> **Task prompt**:
Using the data below, copy each line that includes the word "JSON".

> **A block of data**:
━━━━━━━━

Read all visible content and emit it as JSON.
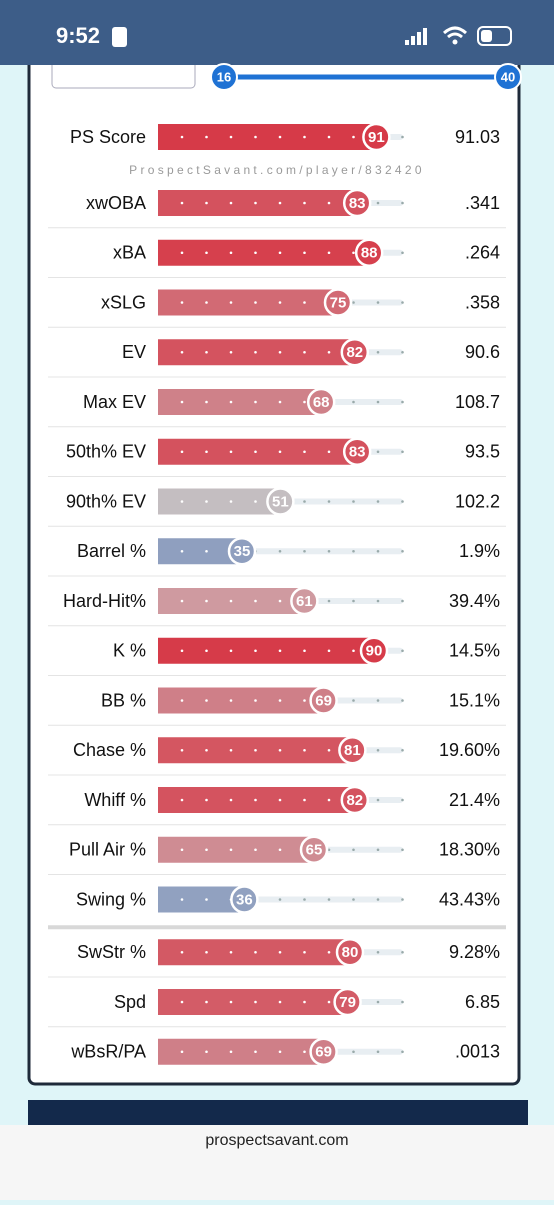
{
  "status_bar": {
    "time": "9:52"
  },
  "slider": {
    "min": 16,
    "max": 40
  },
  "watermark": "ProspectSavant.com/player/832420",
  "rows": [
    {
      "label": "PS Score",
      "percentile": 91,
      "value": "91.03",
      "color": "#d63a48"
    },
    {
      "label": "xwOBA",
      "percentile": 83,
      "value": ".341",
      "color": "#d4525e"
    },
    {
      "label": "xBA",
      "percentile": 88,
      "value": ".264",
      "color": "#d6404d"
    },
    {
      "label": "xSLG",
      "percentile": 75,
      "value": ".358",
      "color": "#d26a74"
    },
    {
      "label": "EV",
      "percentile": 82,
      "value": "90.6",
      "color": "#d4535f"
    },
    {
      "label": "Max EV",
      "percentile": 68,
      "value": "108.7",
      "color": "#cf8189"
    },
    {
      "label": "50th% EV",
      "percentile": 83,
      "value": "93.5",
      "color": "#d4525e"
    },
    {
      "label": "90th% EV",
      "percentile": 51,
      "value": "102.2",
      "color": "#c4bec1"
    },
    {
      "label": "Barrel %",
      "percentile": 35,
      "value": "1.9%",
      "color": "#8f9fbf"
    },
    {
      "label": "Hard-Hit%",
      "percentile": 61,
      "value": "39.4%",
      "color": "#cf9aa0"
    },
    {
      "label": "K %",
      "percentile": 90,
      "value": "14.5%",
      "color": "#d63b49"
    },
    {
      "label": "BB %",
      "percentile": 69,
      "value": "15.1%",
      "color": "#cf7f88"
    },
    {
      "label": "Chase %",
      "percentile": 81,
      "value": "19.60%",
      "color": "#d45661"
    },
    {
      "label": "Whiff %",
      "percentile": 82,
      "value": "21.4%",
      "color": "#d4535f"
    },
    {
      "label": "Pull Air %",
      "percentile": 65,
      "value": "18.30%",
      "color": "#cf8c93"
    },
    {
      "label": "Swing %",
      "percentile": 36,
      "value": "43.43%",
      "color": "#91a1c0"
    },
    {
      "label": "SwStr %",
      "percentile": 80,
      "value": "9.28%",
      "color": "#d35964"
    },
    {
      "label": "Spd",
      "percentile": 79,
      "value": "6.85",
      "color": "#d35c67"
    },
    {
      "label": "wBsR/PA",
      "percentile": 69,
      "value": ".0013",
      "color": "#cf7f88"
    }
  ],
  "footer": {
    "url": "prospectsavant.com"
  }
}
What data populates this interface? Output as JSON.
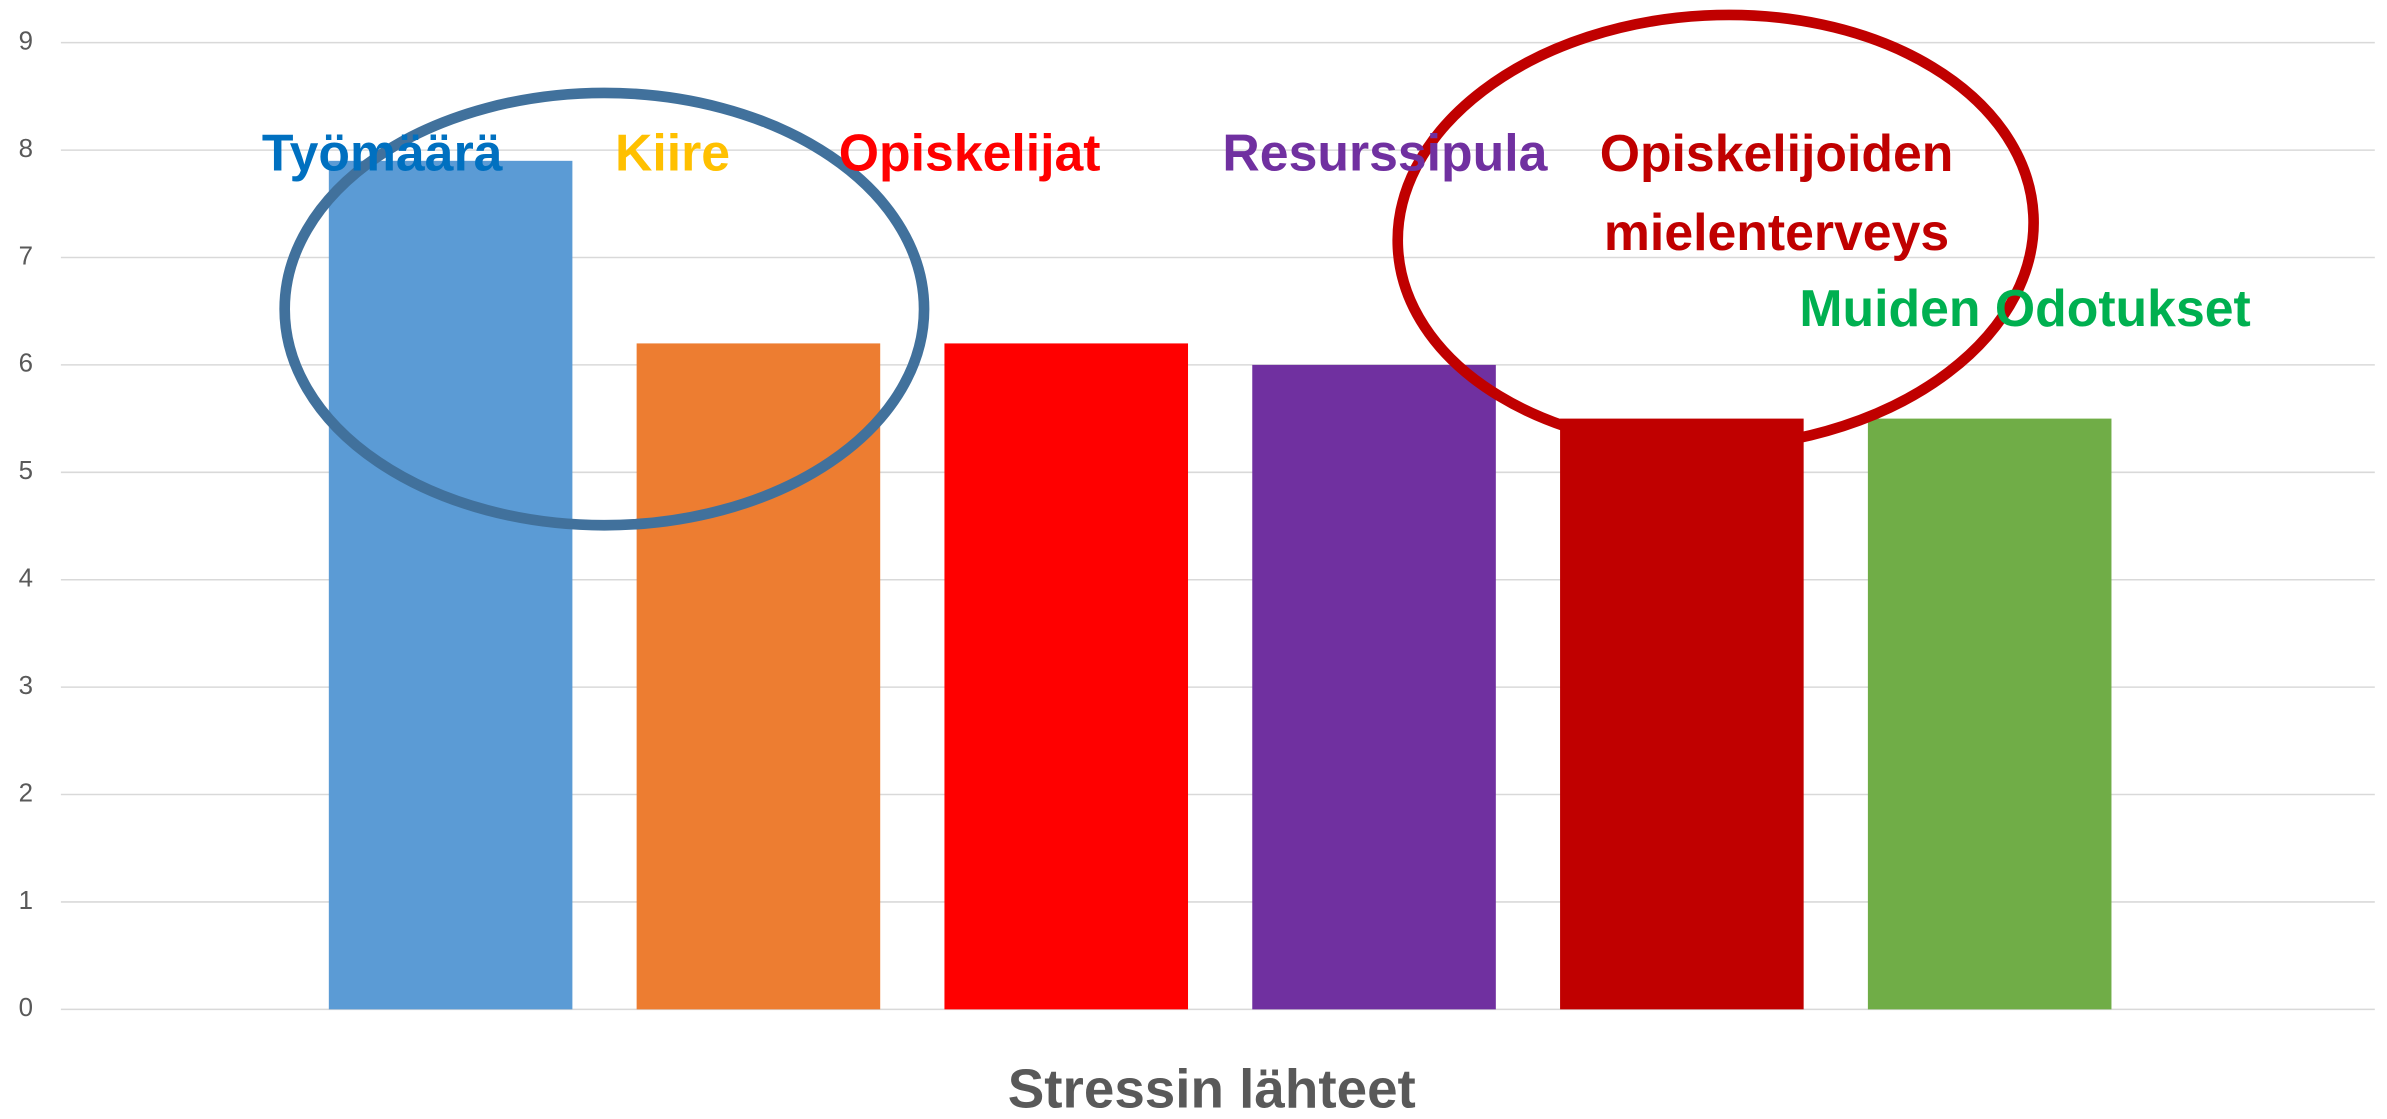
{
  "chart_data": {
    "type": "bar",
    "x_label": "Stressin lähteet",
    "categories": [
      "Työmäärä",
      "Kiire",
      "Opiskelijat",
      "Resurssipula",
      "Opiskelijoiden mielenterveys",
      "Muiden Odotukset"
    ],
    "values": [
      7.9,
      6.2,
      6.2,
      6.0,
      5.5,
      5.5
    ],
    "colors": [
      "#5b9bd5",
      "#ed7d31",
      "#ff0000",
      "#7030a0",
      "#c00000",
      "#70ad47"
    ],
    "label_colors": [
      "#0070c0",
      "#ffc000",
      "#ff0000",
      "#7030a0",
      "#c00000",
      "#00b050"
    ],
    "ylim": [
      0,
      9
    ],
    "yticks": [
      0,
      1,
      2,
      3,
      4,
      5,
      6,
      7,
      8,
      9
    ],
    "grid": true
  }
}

━━━━━━━━

> **Output for this task**:
Read all visible content and emit it as JSON.
What data populates this interface? Output as JSON.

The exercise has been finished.